*WRITTEN REQUEST*: Copy each line that contains the word "rank".
--- Start of DATA SHOWN ---
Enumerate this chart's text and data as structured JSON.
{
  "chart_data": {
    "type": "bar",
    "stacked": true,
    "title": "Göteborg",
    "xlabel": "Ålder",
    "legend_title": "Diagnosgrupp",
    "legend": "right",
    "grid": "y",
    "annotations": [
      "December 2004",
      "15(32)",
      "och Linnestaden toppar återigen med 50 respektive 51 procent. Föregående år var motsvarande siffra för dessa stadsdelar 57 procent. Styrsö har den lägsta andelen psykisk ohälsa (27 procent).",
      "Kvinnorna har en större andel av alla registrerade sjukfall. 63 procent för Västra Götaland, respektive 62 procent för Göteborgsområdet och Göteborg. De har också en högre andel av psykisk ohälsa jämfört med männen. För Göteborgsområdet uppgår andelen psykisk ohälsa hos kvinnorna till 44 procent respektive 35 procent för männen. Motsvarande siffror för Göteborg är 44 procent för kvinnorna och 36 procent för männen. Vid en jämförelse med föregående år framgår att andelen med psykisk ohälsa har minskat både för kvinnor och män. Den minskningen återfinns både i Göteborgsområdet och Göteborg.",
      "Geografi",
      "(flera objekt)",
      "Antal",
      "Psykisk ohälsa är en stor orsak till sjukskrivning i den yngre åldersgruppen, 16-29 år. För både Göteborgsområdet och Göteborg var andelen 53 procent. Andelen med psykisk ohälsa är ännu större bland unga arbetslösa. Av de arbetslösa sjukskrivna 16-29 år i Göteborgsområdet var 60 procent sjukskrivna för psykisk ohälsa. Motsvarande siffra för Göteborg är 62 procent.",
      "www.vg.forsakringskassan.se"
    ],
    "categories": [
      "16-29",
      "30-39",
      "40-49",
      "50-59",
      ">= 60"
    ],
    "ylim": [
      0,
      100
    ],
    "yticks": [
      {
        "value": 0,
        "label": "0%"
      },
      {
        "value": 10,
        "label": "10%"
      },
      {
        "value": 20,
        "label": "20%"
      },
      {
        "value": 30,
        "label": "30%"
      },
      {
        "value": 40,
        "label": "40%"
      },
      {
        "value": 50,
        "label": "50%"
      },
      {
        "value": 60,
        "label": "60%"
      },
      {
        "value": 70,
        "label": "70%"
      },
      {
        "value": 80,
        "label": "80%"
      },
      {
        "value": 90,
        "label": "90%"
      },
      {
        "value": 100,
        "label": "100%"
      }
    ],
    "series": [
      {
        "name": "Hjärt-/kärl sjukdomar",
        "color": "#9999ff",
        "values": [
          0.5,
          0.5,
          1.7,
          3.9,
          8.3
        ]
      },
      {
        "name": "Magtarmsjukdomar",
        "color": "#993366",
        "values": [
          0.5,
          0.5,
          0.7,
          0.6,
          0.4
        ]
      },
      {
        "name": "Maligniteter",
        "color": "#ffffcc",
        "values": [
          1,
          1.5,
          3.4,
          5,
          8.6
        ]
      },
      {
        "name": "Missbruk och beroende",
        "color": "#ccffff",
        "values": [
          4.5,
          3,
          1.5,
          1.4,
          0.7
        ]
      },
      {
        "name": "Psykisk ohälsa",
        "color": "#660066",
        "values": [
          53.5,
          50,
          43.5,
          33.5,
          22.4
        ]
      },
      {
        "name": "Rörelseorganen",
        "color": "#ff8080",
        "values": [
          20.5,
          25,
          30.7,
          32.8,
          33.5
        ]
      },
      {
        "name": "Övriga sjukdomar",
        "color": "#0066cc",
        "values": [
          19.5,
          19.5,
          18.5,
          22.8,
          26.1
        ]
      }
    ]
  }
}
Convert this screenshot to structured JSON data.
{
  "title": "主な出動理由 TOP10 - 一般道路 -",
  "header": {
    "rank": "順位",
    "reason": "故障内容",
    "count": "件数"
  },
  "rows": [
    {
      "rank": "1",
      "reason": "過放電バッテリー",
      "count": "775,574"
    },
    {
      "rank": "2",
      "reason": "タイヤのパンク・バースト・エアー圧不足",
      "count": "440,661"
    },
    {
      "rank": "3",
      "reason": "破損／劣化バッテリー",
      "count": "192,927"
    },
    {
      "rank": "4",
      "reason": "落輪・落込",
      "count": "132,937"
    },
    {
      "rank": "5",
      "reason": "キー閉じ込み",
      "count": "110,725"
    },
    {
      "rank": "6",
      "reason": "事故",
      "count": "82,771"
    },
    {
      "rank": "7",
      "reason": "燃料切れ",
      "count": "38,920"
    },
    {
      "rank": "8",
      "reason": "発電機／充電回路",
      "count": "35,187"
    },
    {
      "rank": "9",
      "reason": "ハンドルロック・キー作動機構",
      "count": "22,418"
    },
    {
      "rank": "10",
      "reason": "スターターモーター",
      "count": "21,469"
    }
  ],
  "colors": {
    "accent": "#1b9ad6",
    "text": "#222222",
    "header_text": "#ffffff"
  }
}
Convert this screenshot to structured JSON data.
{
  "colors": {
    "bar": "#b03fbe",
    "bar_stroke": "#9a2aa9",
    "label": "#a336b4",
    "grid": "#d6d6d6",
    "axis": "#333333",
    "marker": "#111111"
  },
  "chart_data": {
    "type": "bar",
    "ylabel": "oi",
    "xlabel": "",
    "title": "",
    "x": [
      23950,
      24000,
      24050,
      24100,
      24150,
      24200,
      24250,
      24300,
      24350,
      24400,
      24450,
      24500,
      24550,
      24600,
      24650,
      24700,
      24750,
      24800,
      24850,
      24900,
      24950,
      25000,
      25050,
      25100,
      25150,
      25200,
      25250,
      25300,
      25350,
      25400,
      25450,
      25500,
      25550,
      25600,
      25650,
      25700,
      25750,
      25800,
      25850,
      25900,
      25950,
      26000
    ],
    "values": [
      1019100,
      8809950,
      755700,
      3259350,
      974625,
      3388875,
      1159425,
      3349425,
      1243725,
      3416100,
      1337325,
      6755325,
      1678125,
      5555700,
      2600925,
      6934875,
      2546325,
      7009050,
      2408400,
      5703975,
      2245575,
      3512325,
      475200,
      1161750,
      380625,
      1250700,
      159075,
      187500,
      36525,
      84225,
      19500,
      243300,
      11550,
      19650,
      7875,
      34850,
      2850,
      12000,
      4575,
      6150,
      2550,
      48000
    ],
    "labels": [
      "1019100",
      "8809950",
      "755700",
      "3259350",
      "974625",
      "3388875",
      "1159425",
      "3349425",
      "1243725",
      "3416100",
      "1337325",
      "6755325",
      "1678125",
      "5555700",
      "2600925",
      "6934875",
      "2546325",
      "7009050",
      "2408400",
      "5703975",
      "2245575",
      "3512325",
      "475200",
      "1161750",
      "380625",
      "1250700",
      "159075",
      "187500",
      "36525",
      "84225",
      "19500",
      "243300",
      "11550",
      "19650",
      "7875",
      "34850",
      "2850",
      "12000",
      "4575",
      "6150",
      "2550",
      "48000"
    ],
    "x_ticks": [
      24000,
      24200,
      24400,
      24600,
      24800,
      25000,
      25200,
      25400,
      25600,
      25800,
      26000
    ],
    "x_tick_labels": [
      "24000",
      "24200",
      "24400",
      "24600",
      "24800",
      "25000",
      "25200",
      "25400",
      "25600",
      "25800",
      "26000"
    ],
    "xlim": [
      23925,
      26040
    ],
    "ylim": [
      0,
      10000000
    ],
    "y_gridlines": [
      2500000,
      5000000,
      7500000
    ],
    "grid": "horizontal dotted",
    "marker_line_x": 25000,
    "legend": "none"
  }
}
--- End of DATA SHOWN ---
--- Start of DATA SHOWN ---
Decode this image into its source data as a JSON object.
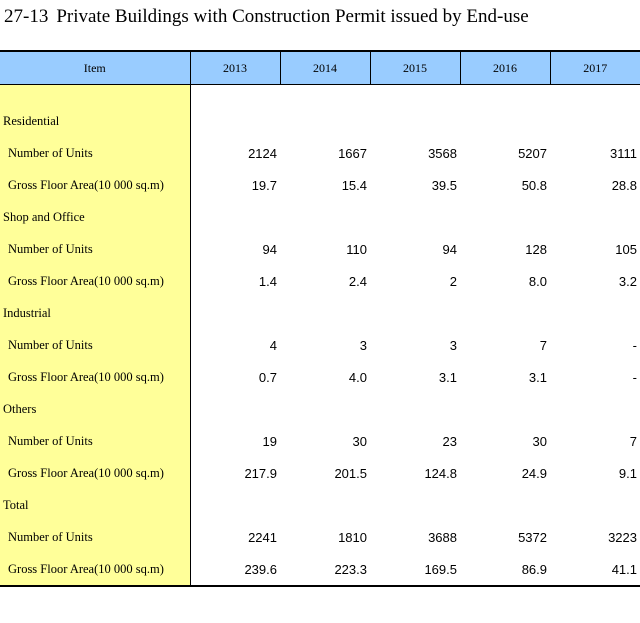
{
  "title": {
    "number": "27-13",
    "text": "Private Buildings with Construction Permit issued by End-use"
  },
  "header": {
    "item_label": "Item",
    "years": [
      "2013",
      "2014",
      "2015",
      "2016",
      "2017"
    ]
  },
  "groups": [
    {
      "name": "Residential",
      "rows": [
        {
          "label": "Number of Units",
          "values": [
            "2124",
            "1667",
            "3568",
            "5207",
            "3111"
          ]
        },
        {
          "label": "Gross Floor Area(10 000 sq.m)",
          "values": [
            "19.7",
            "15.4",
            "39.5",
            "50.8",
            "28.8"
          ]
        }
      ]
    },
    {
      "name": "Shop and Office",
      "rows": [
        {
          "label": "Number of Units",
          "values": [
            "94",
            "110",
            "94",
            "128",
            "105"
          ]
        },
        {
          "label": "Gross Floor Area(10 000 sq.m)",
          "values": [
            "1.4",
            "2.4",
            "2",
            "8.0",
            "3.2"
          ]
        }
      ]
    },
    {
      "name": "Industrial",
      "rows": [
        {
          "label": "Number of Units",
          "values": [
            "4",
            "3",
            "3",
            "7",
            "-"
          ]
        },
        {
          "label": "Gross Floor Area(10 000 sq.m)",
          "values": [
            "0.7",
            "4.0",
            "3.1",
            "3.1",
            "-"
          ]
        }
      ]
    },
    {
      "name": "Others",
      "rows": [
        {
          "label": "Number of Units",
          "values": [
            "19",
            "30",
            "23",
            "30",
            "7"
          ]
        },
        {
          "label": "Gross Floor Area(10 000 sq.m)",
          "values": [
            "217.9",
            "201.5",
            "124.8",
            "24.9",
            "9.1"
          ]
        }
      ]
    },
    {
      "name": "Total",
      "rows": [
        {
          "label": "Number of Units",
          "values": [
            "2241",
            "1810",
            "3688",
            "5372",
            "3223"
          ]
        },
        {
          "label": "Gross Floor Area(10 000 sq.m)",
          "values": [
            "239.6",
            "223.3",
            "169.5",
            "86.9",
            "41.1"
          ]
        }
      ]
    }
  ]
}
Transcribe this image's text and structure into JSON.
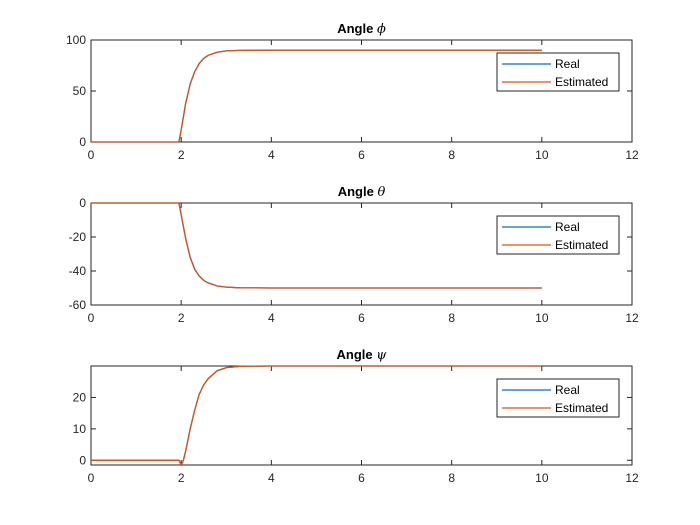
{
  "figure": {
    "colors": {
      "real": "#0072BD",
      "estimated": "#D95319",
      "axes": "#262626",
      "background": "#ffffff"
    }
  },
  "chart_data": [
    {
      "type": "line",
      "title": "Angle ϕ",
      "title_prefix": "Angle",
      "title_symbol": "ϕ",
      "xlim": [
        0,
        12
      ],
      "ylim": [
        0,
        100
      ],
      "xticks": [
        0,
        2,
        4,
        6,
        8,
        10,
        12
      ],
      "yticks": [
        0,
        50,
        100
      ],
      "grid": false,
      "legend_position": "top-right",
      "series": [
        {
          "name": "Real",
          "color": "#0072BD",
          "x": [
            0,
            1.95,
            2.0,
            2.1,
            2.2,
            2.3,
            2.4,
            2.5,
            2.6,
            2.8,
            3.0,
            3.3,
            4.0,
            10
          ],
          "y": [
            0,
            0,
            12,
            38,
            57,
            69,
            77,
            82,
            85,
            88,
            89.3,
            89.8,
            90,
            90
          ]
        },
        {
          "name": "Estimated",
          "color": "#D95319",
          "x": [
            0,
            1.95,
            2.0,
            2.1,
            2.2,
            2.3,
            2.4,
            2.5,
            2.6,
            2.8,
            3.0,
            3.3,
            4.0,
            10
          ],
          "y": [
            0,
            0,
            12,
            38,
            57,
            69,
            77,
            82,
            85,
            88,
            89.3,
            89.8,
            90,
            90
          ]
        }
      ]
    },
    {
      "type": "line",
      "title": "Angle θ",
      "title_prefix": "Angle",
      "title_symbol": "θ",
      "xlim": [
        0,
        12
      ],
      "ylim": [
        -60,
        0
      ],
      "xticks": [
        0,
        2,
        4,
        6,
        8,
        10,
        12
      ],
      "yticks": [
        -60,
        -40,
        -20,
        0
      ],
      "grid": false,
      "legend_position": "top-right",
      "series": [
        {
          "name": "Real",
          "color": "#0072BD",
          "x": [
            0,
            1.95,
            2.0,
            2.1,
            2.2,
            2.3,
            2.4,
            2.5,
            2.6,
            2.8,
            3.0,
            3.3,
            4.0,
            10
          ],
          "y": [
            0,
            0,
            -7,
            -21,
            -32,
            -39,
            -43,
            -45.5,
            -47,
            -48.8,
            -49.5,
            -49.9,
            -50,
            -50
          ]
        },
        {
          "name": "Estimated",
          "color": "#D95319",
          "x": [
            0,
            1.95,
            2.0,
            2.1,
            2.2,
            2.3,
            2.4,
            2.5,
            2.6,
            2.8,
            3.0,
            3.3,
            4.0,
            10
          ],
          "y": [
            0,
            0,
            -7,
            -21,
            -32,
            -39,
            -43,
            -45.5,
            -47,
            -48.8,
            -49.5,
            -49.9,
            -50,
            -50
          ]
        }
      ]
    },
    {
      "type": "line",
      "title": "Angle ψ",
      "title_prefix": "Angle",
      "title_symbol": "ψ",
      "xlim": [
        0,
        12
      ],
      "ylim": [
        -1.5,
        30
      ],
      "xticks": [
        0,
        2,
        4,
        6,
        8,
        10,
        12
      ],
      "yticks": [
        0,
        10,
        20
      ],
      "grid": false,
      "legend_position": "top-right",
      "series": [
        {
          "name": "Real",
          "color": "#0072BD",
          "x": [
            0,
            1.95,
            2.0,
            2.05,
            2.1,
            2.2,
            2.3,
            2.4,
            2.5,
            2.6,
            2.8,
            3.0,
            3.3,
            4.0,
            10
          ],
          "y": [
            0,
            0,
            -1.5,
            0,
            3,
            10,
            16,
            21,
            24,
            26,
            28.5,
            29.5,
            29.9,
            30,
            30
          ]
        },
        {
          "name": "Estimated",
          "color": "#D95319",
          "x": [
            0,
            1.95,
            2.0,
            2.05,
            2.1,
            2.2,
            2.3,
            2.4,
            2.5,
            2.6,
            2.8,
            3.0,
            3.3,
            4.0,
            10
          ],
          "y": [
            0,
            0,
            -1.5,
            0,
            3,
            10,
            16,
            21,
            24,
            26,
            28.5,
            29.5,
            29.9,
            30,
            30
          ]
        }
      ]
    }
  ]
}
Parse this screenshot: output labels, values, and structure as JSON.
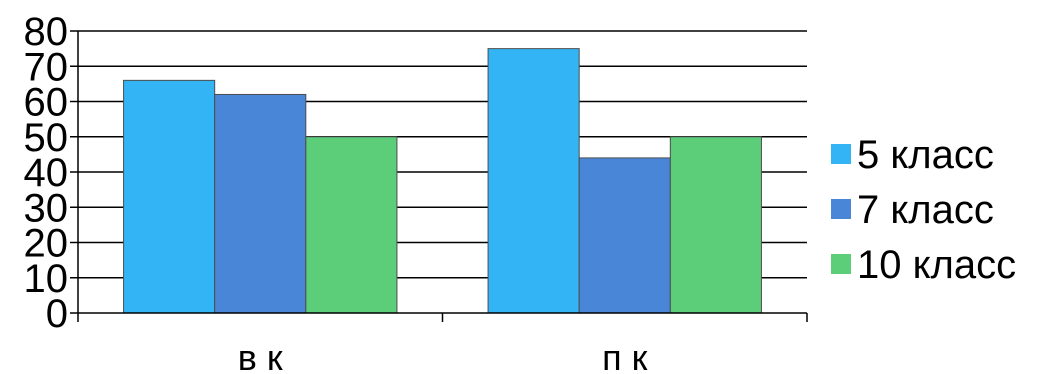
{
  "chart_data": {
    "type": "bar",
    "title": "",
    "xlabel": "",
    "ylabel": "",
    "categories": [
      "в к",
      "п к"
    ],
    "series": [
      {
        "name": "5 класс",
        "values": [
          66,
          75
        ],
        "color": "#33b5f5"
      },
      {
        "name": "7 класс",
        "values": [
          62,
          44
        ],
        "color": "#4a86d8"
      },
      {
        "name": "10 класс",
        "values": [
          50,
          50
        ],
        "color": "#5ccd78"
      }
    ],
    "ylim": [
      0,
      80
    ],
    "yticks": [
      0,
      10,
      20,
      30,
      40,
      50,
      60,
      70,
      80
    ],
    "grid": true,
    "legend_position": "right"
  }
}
--- End of DATA SHOWN ---
*ANSWER TO THE PROBLEM*:
    "rank": "順位",
      "rank": "1",
      "rank": "2",
      "rank": "3",
      "rank": "4",
      "rank": "5",
      "rank": "6",
      "rank": "7",
      "rank": "8",
      "rank": "9",
      "rank": "10",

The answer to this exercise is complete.